- CHALLENGE -
Copy all lines that contain the word "Timesteps".

Records about charts and figures
--
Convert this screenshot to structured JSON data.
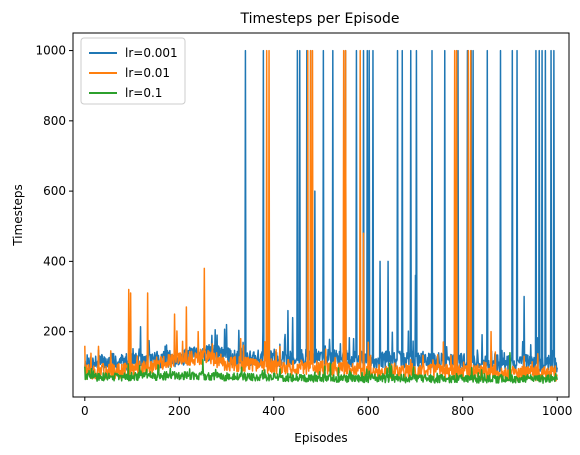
{
  "chart_data": {
    "type": "line",
    "title": "Timesteps per Episode",
    "xlabel": "Episodes",
    "ylabel": "Timesteps",
    "xlim": [
      -25,
      1025
    ],
    "ylim": [
      14,
      1050
    ],
    "x_ticks": [
      0,
      200,
      400,
      600,
      800,
      1000
    ],
    "y_ticks": [
      200,
      400,
      600,
      800,
      1000
    ],
    "x_tick_labels": [
      "0",
      "200",
      "400",
      "600",
      "800",
      "1000"
    ],
    "y_tick_labels": [
      "200",
      "400",
      "600",
      "800",
      "1000"
    ],
    "grid": false,
    "legend_position": "upper-left",
    "series": [
      {
        "name": "lr=0.001",
        "color": "#1f77b4",
        "base": [
          [
            0,
            110
          ],
          [
            100,
            115
          ],
          [
            200,
            125
          ],
          [
            260,
            140
          ],
          [
            300,
            130
          ],
          [
            400,
            125
          ],
          [
            500,
            125
          ],
          [
            600,
            120
          ],
          [
            700,
            120
          ],
          [
            800,
            115
          ],
          [
            900,
            110
          ],
          [
            1000,
            110
          ]
        ],
        "spikes": [
          [
            340,
            1000
          ],
          [
            378,
            1000
          ],
          [
            450,
            1000
          ],
          [
            455,
            1000
          ],
          [
            470,
            1000
          ],
          [
            478,
            1000
          ],
          [
            487,
            600
          ],
          [
            505,
            1000
          ],
          [
            525,
            1000
          ],
          [
            552,
            1000
          ],
          [
            575,
            1000
          ],
          [
            590,
            1000
          ],
          [
            598,
            1000
          ],
          [
            602,
            1000
          ],
          [
            610,
            1000
          ],
          [
            625,
            400
          ],
          [
            642,
            400
          ],
          [
            662,
            1000
          ],
          [
            672,
            1000
          ],
          [
            690,
            1000
          ],
          [
            702,
            1000
          ],
          [
            735,
            1000
          ],
          [
            762,
            1000
          ],
          [
            790,
            1000
          ],
          [
            810,
            1000
          ],
          [
            818,
            1000
          ],
          [
            822,
            1000
          ],
          [
            852,
            1000
          ],
          [
            880,
            1000
          ],
          [
            905,
            1000
          ],
          [
            915,
            1000
          ],
          [
            955,
            1000
          ],
          [
            962,
            1000
          ],
          [
            968,
            1000
          ],
          [
            975,
            1000
          ],
          [
            987,
            1000
          ],
          [
            993,
            1000
          ],
          [
            430,
            260
          ],
          [
            440,
            240
          ],
          [
            300,
            220
          ],
          [
            700,
            360
          ],
          [
            930,
            300
          ]
        ],
        "noise": 25,
        "seed": 7
      },
      {
        "name": "lr=0.01",
        "color": "#ff7f0e",
        "base": [
          [
            0,
            85
          ],
          [
            100,
            90
          ],
          [
            200,
            120
          ],
          [
            260,
            130
          ],
          [
            300,
            110
          ],
          [
            400,
            100
          ],
          [
            500,
            95
          ],
          [
            600,
            90
          ],
          [
            700,
            88
          ],
          [
            800,
            85
          ],
          [
            900,
            82
          ],
          [
            1000,
            80
          ]
        ],
        "spikes": [
          [
            0,
            160
          ],
          [
            93,
            320
          ],
          [
            97,
            310
          ],
          [
            133,
            310
          ],
          [
            190,
            250
          ],
          [
            215,
            270
          ],
          [
            253,
            380
          ],
          [
            385,
            1000
          ],
          [
            390,
            1000
          ],
          [
            472,
            1000
          ],
          [
            478,
            1000
          ],
          [
            482,
            1000
          ],
          [
            548,
            1000
          ],
          [
            552,
            1000
          ],
          [
            583,
            1000
          ],
          [
            590,
            480
          ],
          [
            783,
            1000
          ],
          [
            787,
            1000
          ],
          [
            812,
            1000
          ],
          [
            817,
            1000
          ],
          [
            240,
            200
          ],
          [
            330,
            180
          ],
          [
            600,
            170
          ],
          [
            860,
            200
          ],
          [
            930,
            130
          ]
        ],
        "noise": 22,
        "seed": 13
      },
      {
        "name": "lr=0.1",
        "color": "#2ca02c",
        "base": [
          [
            0,
            70
          ],
          [
            100,
            72
          ],
          [
            200,
            75
          ],
          [
            300,
            72
          ],
          [
            400,
            70
          ],
          [
            500,
            68
          ],
          [
            600,
            67
          ],
          [
            700,
            66
          ],
          [
            800,
            65
          ],
          [
            900,
            66
          ],
          [
            1000,
            65
          ]
        ],
        "spikes": [
          [
            0,
            100
          ],
          [
            250,
            120
          ],
          [
            520,
            110
          ],
          [
            900,
            140
          ]
        ],
        "noise": 12,
        "seed": 29
      }
    ]
  }
}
--
- THE SOLUTION -
    "title": "Timesteps per Episode",
    "ylabel": "Timesteps",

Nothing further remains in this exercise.